__PROBLEM DETAILS__:
Count how many lines hold the word "this" and give that number as the whole answer.
————
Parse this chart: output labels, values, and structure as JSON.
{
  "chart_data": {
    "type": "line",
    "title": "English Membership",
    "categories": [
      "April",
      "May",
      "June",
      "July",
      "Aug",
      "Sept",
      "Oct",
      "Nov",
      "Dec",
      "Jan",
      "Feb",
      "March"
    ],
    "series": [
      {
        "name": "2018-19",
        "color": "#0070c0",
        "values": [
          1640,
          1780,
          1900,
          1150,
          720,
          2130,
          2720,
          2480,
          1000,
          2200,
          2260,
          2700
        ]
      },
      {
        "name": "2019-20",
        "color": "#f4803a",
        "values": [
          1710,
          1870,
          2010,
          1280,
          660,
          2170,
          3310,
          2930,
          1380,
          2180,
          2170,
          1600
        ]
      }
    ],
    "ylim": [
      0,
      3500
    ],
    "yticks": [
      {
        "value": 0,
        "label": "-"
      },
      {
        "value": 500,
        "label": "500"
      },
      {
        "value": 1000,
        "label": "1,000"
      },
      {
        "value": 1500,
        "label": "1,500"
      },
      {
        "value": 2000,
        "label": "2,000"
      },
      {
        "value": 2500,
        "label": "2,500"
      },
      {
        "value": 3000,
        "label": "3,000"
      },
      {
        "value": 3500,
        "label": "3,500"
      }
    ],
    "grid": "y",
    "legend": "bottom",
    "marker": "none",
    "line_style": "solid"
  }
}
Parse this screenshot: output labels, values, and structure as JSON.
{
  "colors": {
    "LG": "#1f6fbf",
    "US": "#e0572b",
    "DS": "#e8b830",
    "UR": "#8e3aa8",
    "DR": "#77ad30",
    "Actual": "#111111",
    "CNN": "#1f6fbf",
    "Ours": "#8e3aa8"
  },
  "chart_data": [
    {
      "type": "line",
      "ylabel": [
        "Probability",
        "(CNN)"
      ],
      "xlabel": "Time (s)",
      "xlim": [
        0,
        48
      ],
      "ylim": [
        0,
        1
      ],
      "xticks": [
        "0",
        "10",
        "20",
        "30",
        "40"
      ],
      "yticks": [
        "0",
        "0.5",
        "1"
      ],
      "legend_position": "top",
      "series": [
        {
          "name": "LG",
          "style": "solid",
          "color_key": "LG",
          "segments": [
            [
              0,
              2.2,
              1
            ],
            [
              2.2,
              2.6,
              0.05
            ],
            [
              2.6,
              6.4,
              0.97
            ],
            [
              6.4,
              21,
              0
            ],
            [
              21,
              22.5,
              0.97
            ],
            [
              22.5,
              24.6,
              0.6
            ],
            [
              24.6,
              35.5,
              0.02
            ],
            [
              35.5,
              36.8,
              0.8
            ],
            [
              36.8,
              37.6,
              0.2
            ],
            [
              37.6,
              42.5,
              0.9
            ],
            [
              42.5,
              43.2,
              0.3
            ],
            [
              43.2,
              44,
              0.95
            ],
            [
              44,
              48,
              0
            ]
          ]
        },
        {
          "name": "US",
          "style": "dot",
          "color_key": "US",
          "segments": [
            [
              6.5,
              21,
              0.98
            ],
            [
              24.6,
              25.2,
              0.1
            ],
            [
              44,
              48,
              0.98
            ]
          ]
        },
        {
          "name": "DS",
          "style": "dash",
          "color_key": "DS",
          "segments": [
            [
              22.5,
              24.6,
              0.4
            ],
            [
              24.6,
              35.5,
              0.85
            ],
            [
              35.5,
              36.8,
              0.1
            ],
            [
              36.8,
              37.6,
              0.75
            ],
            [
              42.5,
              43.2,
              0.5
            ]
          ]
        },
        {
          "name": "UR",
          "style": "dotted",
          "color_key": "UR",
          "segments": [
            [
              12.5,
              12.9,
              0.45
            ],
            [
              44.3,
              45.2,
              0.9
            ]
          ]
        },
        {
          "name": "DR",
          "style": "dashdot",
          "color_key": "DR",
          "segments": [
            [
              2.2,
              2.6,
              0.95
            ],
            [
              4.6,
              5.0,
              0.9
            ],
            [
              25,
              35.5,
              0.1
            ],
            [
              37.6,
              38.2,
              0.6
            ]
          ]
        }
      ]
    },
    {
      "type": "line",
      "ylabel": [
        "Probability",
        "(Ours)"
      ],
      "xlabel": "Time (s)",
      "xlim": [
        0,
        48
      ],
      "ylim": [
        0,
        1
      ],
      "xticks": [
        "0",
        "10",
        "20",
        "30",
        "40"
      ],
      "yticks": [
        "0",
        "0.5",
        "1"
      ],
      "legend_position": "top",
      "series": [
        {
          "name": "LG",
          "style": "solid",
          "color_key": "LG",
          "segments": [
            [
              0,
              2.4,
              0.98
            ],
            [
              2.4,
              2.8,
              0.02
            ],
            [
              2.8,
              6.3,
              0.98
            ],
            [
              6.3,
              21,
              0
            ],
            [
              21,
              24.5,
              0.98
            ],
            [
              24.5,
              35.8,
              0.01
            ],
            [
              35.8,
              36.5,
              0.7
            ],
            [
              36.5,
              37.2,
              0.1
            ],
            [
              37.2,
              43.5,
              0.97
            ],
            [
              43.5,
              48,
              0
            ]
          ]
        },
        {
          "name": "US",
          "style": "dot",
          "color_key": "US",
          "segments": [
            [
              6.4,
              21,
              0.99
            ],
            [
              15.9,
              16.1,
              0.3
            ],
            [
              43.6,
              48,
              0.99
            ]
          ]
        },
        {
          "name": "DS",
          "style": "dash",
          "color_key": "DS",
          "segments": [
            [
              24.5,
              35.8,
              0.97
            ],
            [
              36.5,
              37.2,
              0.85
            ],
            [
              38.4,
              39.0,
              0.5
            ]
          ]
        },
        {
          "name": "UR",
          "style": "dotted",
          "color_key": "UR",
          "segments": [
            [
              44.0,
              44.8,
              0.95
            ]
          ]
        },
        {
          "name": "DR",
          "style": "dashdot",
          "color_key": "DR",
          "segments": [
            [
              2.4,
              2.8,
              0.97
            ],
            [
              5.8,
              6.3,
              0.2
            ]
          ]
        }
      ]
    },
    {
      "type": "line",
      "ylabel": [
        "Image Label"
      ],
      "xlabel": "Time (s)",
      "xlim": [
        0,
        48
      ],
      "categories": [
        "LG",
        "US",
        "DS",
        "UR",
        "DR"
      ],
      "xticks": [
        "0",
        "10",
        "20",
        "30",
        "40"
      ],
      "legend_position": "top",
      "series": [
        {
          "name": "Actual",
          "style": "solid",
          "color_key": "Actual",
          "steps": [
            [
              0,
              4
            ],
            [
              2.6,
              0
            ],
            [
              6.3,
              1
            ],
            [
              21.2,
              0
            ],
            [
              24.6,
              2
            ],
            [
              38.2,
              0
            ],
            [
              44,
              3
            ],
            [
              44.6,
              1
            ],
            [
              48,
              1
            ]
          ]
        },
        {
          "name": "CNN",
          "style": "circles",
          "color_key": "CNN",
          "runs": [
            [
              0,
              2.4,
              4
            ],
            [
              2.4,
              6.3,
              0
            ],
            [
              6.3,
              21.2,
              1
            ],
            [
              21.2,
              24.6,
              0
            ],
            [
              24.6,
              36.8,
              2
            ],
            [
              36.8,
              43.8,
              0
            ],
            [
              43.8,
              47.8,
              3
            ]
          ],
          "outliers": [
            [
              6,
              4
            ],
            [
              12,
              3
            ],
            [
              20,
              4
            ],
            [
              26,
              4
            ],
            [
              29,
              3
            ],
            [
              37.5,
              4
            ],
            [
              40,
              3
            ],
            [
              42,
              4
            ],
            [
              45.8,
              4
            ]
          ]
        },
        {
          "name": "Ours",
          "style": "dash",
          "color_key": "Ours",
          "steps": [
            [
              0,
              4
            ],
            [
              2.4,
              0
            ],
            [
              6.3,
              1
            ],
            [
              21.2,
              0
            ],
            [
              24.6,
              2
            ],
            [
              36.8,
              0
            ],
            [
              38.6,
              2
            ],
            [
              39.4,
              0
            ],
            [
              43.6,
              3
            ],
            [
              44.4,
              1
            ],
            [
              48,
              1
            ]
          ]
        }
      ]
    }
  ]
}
————
__TASK ANSWER__:
2